═════ TEXTO PARA ANÁLISE

O advogado Marco Vicenzo protocolou nesta segunda-feira (22), no Tribunal Superior Eleitoral, um pedido de refundação do partido União Democrática Nacional (UDN) – Claudio Tognolli

O advogado Marco Vicenzo protocolou nesta segunda-feira (22), no Tribunal Superior Eleitoral, um pedido de refundação do partido União Democrática Nacional (UDN),  reedição da sigla que nasceu em 1945 reunindo forças que se opunham ao governo de Getúlio Vargas.

O advogado justifica que a refundação da legenda como forma de “reativar diante do contexto político atual de incertezas e falta de direcionamento, um movimento comprometido com a sociedade brasileira”.

Criada em 1945, a UDN integrou as forças que apoiaram o golpe militar de 1964 e passou a integrar a Aliança Renovadora Nacional (Arena), o partido governista. Sua principal liderança era Carlos Lacerda.

O advogado não pleiteia a criação de uma nova UDN, mas pede que sejam anulados os efeitos do Ato Institucional nº 5, da ditadura militar, que cassaram o registro do partido, à época em pleno funcionamento. A estratégia é para desobrigar o recolhimento de assinaturas para respaldar a criação de uma nova legenda.

══════════
═════ MATERIAL FORNECIDO

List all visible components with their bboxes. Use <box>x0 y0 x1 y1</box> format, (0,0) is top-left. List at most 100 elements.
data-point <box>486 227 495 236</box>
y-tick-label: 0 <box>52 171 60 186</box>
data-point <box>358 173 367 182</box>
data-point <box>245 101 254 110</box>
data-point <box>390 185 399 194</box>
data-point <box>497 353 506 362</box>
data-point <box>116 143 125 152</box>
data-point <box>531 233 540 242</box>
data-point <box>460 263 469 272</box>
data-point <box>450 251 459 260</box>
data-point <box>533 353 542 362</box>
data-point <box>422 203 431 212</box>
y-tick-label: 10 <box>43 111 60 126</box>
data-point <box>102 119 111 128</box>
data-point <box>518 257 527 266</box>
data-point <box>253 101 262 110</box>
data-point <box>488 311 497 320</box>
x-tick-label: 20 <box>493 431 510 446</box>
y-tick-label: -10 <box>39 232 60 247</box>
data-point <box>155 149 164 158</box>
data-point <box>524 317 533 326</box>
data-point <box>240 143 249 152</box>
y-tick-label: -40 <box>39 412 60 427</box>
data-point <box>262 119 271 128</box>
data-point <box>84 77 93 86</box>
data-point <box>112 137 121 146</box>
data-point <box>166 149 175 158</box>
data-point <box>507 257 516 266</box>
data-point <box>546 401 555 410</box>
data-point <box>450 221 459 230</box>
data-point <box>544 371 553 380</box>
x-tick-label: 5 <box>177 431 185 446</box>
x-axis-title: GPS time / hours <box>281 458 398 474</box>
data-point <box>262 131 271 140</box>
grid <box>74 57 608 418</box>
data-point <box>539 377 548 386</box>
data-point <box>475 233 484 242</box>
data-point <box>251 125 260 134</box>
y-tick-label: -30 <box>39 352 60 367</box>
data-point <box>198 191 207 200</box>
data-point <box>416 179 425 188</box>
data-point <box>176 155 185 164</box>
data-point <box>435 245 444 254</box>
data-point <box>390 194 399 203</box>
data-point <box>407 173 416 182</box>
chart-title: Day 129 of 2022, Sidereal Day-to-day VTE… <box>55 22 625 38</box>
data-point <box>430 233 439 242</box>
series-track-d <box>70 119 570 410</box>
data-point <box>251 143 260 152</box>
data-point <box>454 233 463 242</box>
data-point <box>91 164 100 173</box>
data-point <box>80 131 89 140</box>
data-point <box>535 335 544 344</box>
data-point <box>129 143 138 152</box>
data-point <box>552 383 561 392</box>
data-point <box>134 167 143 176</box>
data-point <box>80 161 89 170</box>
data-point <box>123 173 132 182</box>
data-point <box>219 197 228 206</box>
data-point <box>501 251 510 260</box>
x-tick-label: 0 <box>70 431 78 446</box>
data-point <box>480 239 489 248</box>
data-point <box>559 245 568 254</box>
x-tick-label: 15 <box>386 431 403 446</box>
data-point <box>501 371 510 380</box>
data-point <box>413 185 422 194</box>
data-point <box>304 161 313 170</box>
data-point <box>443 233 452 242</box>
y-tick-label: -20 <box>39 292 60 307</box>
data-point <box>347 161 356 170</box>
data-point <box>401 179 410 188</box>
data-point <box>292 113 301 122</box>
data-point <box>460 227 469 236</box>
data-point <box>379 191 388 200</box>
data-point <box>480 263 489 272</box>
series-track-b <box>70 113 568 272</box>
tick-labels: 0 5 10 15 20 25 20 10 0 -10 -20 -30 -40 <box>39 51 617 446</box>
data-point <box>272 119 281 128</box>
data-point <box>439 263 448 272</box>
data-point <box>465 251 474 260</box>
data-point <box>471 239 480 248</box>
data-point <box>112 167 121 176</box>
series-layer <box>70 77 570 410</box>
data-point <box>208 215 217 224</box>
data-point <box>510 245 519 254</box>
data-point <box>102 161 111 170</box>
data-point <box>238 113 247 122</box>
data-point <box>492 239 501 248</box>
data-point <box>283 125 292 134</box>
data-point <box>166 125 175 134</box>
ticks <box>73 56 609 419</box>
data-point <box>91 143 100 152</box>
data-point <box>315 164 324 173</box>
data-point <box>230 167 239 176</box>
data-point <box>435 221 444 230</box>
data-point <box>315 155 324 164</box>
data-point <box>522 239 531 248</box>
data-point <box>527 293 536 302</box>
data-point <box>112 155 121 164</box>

══════════

• ATIVIDADES:
• A. Copie do texto sobre a refundação da UDN o trecho que vai de "O advogado justifica que a" até "uma nova legenda.", incluindo essas palavras.
• B. Dê continuidade ao texto sobre a refundação da UDN, começando logo depois da última frase apresentada.

• SUAS RESPOSTAS:
• A.
O advogado justifica que a refundação da legenda como forma de “reativar diante do contexto político atual de incertezas e falta de direcionamento, um movimento comprometido com a sociedade brasileira”.

Criada em 1945, a UDN integrou as forças que apoiaram o golpe militar de 1964 e passou a integrar a Aliança Renovadora Nacional (Arena), o partido governista. Sua principal liderança era Carlos Lacerda.

O advogado não pleiteia a criação de uma nova UDN, mas pede que sejam anulados os efeitos do Ato Institucional nº 5, da ditadura militar, que cassaram o registro do partido, à época em pleno funcionamento. A estratégia é para desobrigar o recolhimento de assinaturas para respaldar a criação de uma nova legenda.

• B.
De acordo com a lei eleitoral, só pode ser registrado na Justiça Eleitoral estatuto de legenda que comprove o apoio do número de eleitores correspondente a 0,5% dos votos válidos dados na última eleição para a Câmara dos Deputados.

Em janeiro deste ano circulou a informação de que os filhos do presidente Jair Bolsonaro (PSL) estariam articulando deixar o PSL e se filiar a um novo partido em fase final de criação. O objetivo seria descolar a imagem do clã Bolsonaro ao chamado laranjal do PSL, que envolve suspeitas de desvio de verbas públicas por meio de candidaturas “laranjas”.

A nova UDN é apontada como uma opção. O dirigente do movimento pró-UDN, Marcus Alves de Souza, disse que já reuniram 380 mil assinaturas das 497 mil necessárias.